What the task asks:
Copy every line from the material below that holds "JSON".

++++++++++++++++++++

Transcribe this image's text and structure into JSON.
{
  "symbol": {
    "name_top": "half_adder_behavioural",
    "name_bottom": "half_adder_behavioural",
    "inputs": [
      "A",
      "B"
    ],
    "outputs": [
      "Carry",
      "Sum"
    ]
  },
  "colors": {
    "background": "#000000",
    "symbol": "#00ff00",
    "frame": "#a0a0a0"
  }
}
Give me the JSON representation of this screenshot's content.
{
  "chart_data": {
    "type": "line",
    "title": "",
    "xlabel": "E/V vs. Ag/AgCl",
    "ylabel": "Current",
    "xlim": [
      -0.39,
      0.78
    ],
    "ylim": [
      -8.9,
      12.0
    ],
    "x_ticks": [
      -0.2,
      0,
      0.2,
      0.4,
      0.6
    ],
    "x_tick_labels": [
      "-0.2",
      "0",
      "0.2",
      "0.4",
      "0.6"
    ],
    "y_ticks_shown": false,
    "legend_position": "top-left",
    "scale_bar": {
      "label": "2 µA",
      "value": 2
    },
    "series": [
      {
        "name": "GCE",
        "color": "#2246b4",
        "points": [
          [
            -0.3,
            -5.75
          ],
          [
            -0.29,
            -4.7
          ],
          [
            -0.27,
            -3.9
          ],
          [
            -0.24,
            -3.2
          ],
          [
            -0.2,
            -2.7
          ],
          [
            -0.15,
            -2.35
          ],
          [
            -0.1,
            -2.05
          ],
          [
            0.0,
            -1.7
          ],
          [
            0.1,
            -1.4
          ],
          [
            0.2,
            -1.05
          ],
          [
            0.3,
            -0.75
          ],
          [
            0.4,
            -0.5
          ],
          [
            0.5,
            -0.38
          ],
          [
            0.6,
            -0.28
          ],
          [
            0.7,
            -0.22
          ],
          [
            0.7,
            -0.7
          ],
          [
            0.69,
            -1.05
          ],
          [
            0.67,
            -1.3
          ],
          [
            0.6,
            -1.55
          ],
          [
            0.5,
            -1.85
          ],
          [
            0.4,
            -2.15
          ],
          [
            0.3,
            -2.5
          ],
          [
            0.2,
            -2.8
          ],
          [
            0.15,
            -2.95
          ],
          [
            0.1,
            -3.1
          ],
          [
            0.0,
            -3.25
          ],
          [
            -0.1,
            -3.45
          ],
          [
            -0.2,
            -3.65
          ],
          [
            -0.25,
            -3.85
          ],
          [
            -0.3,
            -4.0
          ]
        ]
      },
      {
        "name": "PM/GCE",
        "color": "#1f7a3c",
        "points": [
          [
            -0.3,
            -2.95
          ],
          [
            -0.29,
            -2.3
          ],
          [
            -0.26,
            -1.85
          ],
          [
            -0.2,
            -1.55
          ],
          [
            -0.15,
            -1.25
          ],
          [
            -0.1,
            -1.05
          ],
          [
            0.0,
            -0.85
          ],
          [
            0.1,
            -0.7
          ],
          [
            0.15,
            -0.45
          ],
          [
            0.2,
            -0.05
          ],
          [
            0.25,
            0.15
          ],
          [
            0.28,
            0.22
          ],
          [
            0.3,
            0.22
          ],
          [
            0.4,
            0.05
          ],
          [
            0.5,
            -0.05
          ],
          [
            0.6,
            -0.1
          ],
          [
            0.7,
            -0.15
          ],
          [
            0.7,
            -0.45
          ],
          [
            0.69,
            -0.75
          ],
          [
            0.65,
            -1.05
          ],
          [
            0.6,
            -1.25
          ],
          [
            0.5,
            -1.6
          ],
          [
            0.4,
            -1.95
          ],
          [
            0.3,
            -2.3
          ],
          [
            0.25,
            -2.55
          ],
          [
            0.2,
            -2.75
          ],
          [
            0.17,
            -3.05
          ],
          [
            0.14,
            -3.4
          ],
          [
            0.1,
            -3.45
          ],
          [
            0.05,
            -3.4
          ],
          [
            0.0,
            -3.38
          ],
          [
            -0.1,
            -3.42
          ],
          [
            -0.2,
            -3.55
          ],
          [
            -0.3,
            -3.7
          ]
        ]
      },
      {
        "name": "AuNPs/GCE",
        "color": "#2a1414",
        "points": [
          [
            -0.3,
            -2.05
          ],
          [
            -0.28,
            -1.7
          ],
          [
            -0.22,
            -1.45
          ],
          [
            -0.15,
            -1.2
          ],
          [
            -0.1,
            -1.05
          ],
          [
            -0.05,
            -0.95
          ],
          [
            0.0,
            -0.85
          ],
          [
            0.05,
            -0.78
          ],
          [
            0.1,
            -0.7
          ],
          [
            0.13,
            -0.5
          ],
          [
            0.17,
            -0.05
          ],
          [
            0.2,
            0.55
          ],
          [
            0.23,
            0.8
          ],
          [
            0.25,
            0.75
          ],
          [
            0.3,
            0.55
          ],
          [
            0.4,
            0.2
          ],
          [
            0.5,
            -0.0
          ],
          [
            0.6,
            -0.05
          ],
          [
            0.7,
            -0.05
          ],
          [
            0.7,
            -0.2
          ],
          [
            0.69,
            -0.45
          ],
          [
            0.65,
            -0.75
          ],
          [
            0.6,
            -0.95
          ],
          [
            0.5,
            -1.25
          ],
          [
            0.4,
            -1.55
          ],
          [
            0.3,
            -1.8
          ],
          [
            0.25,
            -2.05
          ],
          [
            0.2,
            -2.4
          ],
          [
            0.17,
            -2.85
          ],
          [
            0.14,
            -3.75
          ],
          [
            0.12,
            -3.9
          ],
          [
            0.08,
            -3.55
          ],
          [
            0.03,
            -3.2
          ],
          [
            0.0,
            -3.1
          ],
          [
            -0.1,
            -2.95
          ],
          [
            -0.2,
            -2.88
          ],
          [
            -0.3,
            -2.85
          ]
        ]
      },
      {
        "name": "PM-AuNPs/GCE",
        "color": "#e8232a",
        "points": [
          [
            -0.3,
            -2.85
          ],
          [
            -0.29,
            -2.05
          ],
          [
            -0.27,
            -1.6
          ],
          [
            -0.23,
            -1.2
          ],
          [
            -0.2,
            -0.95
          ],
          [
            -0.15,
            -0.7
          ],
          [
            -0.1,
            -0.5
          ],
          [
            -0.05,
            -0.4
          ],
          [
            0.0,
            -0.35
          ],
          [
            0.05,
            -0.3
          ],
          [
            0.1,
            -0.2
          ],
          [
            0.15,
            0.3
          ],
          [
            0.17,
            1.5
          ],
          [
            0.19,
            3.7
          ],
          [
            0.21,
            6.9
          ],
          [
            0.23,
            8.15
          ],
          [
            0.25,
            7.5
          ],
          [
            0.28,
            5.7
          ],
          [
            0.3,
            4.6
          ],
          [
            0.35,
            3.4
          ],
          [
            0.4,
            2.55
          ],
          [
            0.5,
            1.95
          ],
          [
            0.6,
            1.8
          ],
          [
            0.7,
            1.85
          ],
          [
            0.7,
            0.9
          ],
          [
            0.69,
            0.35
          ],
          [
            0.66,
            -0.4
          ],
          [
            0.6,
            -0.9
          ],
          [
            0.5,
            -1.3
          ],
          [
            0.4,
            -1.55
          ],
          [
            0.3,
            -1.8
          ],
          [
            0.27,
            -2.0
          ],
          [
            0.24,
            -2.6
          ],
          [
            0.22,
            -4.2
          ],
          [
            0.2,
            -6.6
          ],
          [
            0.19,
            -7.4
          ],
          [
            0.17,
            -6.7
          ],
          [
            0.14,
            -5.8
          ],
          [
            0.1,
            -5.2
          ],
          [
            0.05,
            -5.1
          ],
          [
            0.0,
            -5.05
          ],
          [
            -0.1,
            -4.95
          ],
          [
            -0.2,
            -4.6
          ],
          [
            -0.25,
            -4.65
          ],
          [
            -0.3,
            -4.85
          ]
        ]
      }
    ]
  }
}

++++++++++++++++++++

Written response:
Transcribe this image's text and structure into JSON.
Give me the JSON representation of this screenshot's content.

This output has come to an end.